— GIVEN INSTRUCTION —
Output the full material exactly as it appears here.

— MATERIALS PROVIDED —
==========

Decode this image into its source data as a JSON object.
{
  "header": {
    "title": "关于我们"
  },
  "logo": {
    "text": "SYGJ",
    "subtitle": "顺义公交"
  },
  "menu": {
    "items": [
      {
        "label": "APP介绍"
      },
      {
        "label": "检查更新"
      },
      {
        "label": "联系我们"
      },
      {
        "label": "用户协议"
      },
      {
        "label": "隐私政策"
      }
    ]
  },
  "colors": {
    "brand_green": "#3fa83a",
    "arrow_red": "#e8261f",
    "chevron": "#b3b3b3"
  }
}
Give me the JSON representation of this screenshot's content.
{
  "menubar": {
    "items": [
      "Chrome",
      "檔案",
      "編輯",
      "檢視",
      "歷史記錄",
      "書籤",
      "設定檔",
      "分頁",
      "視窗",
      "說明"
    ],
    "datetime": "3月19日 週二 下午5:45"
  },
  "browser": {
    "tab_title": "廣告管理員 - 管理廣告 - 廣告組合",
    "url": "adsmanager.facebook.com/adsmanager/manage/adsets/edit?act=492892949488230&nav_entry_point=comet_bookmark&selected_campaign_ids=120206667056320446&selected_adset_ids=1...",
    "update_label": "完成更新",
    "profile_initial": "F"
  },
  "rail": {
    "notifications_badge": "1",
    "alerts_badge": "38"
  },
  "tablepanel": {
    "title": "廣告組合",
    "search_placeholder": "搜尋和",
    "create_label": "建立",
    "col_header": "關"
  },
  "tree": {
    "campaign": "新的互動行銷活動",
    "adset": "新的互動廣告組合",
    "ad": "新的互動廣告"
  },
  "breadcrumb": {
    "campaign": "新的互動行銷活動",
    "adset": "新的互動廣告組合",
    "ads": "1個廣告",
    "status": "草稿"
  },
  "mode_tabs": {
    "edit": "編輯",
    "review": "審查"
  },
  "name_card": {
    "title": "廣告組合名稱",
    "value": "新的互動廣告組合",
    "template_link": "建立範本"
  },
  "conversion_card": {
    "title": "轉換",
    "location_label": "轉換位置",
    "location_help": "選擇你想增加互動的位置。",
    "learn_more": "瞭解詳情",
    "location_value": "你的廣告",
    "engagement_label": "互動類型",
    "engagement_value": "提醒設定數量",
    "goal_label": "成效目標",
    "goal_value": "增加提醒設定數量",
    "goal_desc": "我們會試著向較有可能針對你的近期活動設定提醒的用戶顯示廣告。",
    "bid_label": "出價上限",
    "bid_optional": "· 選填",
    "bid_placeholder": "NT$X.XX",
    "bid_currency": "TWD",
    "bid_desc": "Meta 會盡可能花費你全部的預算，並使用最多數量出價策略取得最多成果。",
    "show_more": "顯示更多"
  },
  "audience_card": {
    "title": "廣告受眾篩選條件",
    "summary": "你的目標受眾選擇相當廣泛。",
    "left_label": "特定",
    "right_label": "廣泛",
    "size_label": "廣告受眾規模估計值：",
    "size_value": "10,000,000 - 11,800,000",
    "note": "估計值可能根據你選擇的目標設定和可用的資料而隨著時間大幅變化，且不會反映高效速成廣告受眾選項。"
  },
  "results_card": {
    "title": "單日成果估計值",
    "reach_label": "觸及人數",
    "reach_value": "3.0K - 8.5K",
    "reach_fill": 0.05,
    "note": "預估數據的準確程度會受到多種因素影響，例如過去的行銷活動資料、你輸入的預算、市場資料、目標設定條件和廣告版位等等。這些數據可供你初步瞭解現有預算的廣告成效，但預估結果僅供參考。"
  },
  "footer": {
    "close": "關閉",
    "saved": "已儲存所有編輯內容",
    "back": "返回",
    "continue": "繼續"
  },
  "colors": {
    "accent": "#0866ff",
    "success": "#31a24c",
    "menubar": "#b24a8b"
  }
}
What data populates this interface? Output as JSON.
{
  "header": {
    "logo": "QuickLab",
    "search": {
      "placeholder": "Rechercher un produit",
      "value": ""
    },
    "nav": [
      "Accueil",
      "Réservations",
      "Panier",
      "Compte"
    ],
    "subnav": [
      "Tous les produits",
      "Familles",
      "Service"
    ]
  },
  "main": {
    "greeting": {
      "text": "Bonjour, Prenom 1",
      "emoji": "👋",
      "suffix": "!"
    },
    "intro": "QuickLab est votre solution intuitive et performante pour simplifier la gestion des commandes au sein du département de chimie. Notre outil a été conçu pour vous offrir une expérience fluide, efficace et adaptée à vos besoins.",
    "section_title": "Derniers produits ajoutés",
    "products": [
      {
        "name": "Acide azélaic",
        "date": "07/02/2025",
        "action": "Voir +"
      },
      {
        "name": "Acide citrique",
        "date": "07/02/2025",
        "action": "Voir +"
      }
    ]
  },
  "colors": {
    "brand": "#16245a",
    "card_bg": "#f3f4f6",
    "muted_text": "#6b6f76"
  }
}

==========

— SOLVED PROBLEM —
Decode this image into its source data as a JSON object.
{
  "header": {
    "title": "关于我们"
  },
  "logo": {
    "text": "SYGJ",
    "subtitle": "顺义公交"
  },
  "menu": {
    "items": [
      {
        "label": "APP介绍"
      },
      {
        "label": "检查更新"
      },
      {
        "label": "联系我们"
      },
      {
        "label": "用户协议"
      },
      {
        "label": "隐私政策"
      }
    ]
  },
  "colors": {
    "brand_green": "#3fa83a",
    "arrow_red": "#e8261f",
    "chevron": "#b3b3b3"
  }
}
Give me the JSON representation of this screenshot's content.
{
  "menubar": {
    "items": [
      "Chrome",
      "檔案",
      "編輯",
      "檢視",
      "歷史記錄",
      "書籤",
      "設定檔",
      "分頁",
      "視窗",
      "說明"
    ],
    "datetime": "3月19日 週二 下午5:45"
  },
  "browser": {
    "tab_title": "廣告管理員 - 管理廣告 - 廣告組合",
    "url": "adsmanager.facebook.com/adsmanager/manage/adsets/edit?act=492892949488230&nav_entry_point=comet_bookmark&selected_campaign_ids=120206667056320446&selected_adset_ids=1...",
    "update_label": "完成更新",
    "profile_initial": "F"
  },
  "rail": {
    "notifications_badge": "1",
    "alerts_badge": "38"
  },
  "tablepanel": {
    "title": "廣告組合",
    "search_placeholder": "搜尋和",
    "create_label": "建立",
    "col_header": "關"
  },
  "tree": {
    "campaign": "新的互動行銷活動",
    "adset": "新的互動廣告組合",
    "ad": "新的互動廣告"
  },
  "breadcrumb": {
    "campaign": "新的互動行銷活動",
    "adset": "新的互動廣告組合",
    "ads": "1個廣告",
    "status": "草稿"
  },
  "mode_tabs": {
    "edit": "編輯",
    "review": "審查"
  },
  "name_card": {
    "title": "廣告組合名稱",
    "value": "新的互動廣告組合",
    "template_link": "建立範本"
  },
  "conversion_card": {
    "title": "轉換",
    "location_label": "轉換位置",
    "location_help": "選擇你想增加互動的位置。",
    "learn_more": "瞭解詳情",
    "location_value": "你的廣告",
    "engagement_label": "互動類型",
    "engagement_value": "提醒設定數量",
    "goal_label": "成效目標",
    "goal_value": "增加提醒設定數量",
    "goal_desc": "我們會試著向較有可能針對你的近期活動設定提醒的用戶顯示廣告。",
    "bid_label": "出價上限",
    "bid_optional": "· 選填",
    "bid_placeholder": "NT$X.XX",
    "bid_currency": "TWD",
    "bid_desc": "Meta 會盡可能花費你全部的預算，並使用最多數量出價策略取得最多成果。",
    "show_more": "顯示更多"
  },
  "audience_card": {
    "title": "廣告受眾篩選條件",
    "summary": "你的目標受眾選擇相當廣泛。",
    "left_label": "特定",
    "right_label": "廣泛",
    "size_label": "廣告受眾規模估計值：",
    "size_value": "10,000,000 - 11,800,000",
    "note": "估計值可能根據你選擇的目標設定和可用的資料而隨著時間大幅變化，且不會反映高效速成廣告受眾選項。"
  },
  "results_card": {
    "title": "單日成果估計值",
    "reach_label": "觸及人數",
    "reach_value": "3.0K - 8.5K",
    "reach_fill": 0.05,
    "note": "預估數據的準確程度會受到多種因素影響，例如過去的行銷活動資料、你輸入的預算、市場資料、目標設定條件和廣告版位等等。這些數據可供你初步瞭解現有預算的廣告成效，但預估結果僅供參考。"
  },
  "footer": {
    "close": "關閉",
    "saved": "已儲存所有編輯內容",
    "back": "返回",
    "continue": "繼續"
  },
  "colors": {
    "accent": "#0866ff",
    "success": "#31a24c",
    "menubar": "#b24a8b"
  }
}
What data populates this interface? Output as JSON.
{
  "header": {
    "logo": "QuickLab",
    "search": {
      "placeholder": "Rechercher un produit",
      "value": ""
    },
    "nav": [
      "Accueil",
      "Réservations",
      "Panier",
      "Compte"
    ],
    "subnav": [
      "Tous les produits",
      "Familles",
      "Service"
    ]
  },
  "main": {
    "greeting": {
      "text": "Bonjour, Prenom 1",
      "emoji": "👋",
      "suffix": "!"
    },
    "intro": "QuickLab est votre solution intuitive et performante pour simplifier la gestion des commandes au sein du département de chimie. Notre outil a été conçu pour vous offrir une expérience fluide, efficace et adaptée à vos besoins.",
    "section_title": "Derniers produits ajoutés",
    "products": [
      {
        "name": "Acide azélaic",
        "date": "07/02/2025",
        "action": "Voir +"
      },
      {
        "name": "Acide citrique",
        "date": "07/02/2025",
        "action": "Voir +"
      }
    ]
  },
  "colors": {
    "brand": "#16245a",
    "card_bg": "#f3f4f6",
    "muted_text": "#6b6f76"
  }
}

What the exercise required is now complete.